* _What you are asked to do_: Gather every line from the entries below that includes "JSON".

* _The input_:

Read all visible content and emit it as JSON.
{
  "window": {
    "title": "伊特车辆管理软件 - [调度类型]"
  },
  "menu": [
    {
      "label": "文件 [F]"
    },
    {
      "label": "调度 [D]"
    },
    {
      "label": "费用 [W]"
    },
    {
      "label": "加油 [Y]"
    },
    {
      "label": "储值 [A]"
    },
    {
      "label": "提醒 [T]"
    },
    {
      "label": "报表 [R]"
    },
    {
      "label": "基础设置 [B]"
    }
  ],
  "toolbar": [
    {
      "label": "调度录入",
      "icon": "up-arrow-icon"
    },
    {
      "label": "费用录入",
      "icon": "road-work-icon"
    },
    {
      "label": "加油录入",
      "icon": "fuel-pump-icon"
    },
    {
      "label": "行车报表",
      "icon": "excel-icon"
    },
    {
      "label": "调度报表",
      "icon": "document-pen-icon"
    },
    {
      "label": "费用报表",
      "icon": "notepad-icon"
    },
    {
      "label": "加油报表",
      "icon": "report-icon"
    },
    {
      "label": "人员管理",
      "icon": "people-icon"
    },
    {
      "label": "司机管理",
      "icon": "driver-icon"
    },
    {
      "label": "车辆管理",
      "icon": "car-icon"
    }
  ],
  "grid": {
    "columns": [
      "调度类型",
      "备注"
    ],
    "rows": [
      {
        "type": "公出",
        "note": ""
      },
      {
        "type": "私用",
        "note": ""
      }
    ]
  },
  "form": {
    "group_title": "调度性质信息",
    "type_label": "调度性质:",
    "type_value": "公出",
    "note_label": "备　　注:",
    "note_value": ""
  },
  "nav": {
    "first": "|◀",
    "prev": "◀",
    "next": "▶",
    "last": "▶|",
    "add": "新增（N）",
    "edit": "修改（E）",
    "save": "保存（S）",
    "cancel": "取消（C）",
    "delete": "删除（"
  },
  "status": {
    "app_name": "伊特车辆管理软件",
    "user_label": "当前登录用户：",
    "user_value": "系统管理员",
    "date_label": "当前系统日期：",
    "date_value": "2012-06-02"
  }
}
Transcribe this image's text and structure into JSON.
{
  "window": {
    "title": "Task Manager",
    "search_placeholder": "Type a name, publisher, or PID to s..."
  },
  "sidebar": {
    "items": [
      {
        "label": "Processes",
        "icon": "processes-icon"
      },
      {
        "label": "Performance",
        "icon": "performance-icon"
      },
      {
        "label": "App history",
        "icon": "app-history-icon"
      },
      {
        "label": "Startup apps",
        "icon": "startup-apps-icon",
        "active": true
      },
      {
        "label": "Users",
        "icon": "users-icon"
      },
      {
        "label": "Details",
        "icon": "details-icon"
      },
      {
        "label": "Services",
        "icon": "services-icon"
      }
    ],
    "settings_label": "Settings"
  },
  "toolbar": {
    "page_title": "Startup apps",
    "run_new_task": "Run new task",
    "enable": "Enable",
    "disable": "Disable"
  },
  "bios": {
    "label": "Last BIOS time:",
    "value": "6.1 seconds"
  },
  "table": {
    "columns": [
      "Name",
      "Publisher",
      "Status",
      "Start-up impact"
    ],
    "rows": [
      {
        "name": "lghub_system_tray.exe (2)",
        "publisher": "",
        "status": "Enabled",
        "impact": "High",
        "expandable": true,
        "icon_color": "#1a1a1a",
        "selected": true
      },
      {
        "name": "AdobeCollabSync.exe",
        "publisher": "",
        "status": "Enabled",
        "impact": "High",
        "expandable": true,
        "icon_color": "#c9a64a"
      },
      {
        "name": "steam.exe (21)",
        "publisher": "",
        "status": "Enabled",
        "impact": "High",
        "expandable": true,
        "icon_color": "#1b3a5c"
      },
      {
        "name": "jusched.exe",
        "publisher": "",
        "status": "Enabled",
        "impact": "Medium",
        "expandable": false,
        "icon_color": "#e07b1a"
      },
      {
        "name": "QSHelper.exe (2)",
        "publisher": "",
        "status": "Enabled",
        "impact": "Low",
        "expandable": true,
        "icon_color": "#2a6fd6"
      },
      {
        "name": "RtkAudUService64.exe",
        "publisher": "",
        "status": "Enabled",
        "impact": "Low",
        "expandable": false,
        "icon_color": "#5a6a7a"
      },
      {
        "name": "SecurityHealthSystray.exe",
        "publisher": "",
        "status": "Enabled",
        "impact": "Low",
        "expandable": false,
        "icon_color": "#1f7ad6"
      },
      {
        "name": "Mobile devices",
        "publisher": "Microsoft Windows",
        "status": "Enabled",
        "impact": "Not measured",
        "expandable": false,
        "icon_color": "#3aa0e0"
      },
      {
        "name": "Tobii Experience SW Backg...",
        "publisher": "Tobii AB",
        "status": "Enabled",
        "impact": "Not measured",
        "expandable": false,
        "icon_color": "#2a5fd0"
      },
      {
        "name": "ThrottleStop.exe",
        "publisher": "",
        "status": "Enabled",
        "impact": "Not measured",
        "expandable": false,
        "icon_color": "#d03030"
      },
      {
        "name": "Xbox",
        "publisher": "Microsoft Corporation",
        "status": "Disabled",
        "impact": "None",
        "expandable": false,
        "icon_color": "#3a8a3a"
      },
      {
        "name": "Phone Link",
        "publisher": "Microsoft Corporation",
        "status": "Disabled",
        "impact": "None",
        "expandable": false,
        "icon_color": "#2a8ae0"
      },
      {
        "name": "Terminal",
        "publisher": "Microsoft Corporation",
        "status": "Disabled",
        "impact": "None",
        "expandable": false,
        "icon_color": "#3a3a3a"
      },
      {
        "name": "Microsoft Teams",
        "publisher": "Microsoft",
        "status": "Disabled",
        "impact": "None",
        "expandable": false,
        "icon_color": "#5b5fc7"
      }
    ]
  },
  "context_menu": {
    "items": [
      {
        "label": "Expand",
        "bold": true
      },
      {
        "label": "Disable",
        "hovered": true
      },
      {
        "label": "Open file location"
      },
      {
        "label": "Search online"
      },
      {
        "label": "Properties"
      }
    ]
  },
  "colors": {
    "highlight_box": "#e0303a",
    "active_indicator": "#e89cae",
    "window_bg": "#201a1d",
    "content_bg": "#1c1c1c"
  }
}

* _Worked solution_:
Read all visible content and emit it as JSON.
Transcribe this image's text and structure into JSON.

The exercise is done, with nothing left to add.